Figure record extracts

[Start]

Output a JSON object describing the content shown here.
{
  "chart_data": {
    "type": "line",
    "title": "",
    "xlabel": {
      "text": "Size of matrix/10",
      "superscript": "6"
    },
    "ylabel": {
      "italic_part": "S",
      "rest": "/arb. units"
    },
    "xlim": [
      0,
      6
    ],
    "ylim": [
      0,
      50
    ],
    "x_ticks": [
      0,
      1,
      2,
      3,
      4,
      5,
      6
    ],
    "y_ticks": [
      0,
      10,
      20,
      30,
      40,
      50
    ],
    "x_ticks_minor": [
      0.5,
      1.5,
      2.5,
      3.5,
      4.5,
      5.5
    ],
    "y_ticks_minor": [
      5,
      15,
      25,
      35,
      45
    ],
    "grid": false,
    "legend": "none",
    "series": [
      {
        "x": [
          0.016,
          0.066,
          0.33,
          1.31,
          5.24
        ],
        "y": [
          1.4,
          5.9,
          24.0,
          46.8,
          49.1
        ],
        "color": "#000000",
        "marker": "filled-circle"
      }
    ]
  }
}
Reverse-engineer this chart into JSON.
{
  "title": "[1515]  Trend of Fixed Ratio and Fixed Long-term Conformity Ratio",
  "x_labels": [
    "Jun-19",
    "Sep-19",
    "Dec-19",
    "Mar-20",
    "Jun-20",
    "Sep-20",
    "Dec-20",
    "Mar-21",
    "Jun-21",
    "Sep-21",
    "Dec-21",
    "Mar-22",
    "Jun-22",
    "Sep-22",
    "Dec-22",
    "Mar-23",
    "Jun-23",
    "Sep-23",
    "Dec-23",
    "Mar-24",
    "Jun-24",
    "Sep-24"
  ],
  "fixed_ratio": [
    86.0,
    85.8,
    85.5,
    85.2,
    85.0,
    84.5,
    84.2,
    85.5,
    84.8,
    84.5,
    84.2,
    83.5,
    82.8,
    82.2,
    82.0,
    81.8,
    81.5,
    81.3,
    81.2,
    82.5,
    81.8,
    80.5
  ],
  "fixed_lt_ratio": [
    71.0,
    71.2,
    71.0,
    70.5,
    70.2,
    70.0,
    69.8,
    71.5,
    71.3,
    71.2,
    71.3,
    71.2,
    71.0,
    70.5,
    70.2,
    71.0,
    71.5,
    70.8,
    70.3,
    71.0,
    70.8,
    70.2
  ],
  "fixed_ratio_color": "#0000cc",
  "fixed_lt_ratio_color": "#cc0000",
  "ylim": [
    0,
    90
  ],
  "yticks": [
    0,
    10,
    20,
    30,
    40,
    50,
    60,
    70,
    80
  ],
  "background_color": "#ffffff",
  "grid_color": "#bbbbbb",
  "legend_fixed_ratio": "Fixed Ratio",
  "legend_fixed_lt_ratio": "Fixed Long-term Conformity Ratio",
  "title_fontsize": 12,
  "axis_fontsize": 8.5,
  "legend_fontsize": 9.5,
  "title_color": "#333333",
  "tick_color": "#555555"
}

[End]

§ Short task:
Extract, exactly as they appear, the lines from the one containing "Reverse-engineer this chart into JSON." through the final line.

§ Exercise response:
Reverse-engineer this chart into JSON.
{
  "title": "[1515]  Trend of Fixed Ratio and Fixed Long-term Conformity Ratio",
  "x_labels": [
    "Jun-19",
    "Sep-19",
    "Dec-19",
    "Mar-20",
    "Jun-20",
    "Sep-20",
    "Dec-20",
    "Mar-21",
    "Jun-21",
    "Sep-21",
    "Dec-21",
    "Mar-22",
    "Jun-22",
    "Sep-22",
    "Dec-22",
    "Mar-23",
    "Jun-23",
    "Sep-23",
    "Dec-23",
    "Mar-24",
    "Jun-24",
    "Sep-24"
  ],
  "fixed_ratio": [
    86.0,
    85.8,
    85.5,
    85.2,
    85.0,
    84.5,
    84.2,
    85.5,
    84.8,
    84.5,
    84.2,
    83.5,
    82.8,
    82.2,
    82.0,
    81.8,
    81.5,
    81.3,
    81.2,
    82.5,
    81.8,
    80.5
  ],
  "fixed_lt_ratio": [
    71.0,
    71.2,
    71.0,
    70.5,
    70.2,
    70.0,
    69.8,
    71.5,
    71.3,
    71.2,
    71.3,
    71.2,
    71.0,
    70.5,
    70.2,
    71.0,
    71.5,
    70.8,
    70.3,
    71.0,
    70.8,
    70.2
  ],
  "fixed_ratio_color": "#0000cc",
  "fixed_lt_ratio_color": "#cc0000",
  "ylim": [
    0,
    90
  ],
  "yticks": [
    0,
    10,
    20,
    30,
    40,
    50,
    60,
    70,
    80
  ],
  "background_color": "#ffffff",
  "grid_color": "#bbbbbb",
  "legend_fixed_ratio": "Fixed Ratio",
  "legend_fixed_lt_ratio": "Fixed Long-term Conformity Ratio",
  "title_fontsize": 12,
  "axis_fontsize": 8.5,
  "legend_fontsize": 9.5,
  "title_color": "#333333",
  "tick_color": "#555555"
}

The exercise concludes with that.